[Stored records]
+ + + + +
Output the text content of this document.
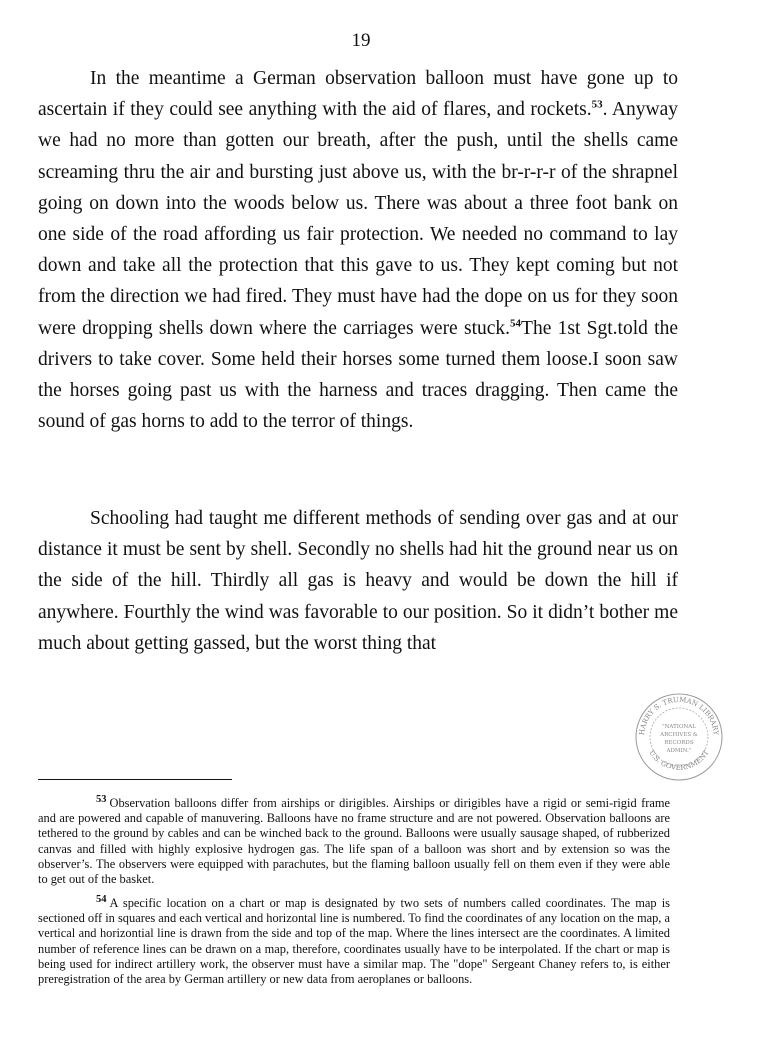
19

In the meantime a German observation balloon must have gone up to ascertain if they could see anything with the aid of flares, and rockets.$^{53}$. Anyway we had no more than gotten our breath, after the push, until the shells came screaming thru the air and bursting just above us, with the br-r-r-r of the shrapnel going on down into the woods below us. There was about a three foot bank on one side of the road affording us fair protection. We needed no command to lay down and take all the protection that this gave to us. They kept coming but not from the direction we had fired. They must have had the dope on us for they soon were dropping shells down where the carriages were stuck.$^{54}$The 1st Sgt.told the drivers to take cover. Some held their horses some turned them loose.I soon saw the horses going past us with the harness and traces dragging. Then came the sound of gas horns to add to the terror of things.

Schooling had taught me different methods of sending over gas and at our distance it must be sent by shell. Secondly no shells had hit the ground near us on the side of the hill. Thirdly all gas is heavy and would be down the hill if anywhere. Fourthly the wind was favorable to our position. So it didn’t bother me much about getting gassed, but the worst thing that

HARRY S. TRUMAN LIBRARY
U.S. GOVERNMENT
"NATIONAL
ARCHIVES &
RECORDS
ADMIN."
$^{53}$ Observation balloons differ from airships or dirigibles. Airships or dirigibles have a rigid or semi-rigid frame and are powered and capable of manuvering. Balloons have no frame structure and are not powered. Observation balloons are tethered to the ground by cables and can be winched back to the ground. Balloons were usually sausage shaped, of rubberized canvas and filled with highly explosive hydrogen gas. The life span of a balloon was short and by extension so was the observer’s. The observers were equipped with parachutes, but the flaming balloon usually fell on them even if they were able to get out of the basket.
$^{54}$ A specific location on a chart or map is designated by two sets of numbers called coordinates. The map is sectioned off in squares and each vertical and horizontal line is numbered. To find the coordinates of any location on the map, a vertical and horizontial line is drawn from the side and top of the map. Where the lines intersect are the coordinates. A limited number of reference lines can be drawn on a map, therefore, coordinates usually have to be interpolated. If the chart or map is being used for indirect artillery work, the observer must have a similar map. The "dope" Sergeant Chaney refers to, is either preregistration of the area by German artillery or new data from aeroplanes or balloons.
+ + + + +
> **Problem description**: Leave the images out and output the remaining material exactly as it stands.

> **Result of the exercise**:
Output the text content of this document.
19

In the meantime a German observation balloon must have gone up to ascertain if they could see anything with the aid of flares, and rockets.$^{53}$. Anyway we had no more than gotten our breath, after the push, until the shells came screaming thru the air and bursting just above us, with the br-r-r-r of the shrapnel going on down into the woods below us. There was about a three foot bank on one side of the road affording us fair protection. We needed no command to lay down and take all the protection that this gave to us. They kept coming but not from the direction we had fired. They must have had the dope on us for they soon were dropping shells down where the carriages were stuck.$^{54}$The 1st Sgt.told the drivers to take cover. Some held their horses some turned them loose.I soon saw the horses going past us with the harness and traces dragging. Then came the sound of gas horns to add to the terror of things.

Schooling had taught me different methods of sending over gas and at our distance it must be sent by shell. Secondly no shells had hit the ground near us on the side of the hill. Thirdly all gas is heavy and would be down the hill if anywhere. Fourthly the wind was favorable to our position. So it didn’t bother me much about getting gassed, but the worst thing that

HARRY S. TRUMAN LIBRARY
U.S. GOVERNMENT
"NATIONAL
ARCHIVES &
RECORDS
ADMIN."
$^{53}$ Observation balloons differ from airships or dirigibles. Airships or dirigibles have a rigid or semi-rigid frame and are powered and capable of manuvering. Balloons have no frame structure and are not powered. Observation balloons are tethered to the ground by cables and can be winched back to the ground. Balloons were usually sausage shaped, of rubberized canvas and filled with highly explosive hydrogen gas. The life span of a balloon was short and by extension so was the observer’s. The observers were equipped with parachutes, but the flaming balloon usually fell on them even if they were able to get out of the basket.
$^{54}$ A specific location on a chart or map is designated by two sets of numbers called coordinates. The map is sectioned off in squares and each vertical and horizontal line is numbered. To find the coordinates of any location on the map, a vertical and horizontial line is drawn from the side and top of the map. Where the lines intersect are the coordinates. A limited number of reference lines can be drawn on a map, therefore, coordinates usually have to be interpolated. If the chart or map is being used for indirect artillery work, the observer must have a similar map. The "dope" Sergeant Chaney refers to, is either preregistration of the area by German artillery or new data from aeroplanes or balloons.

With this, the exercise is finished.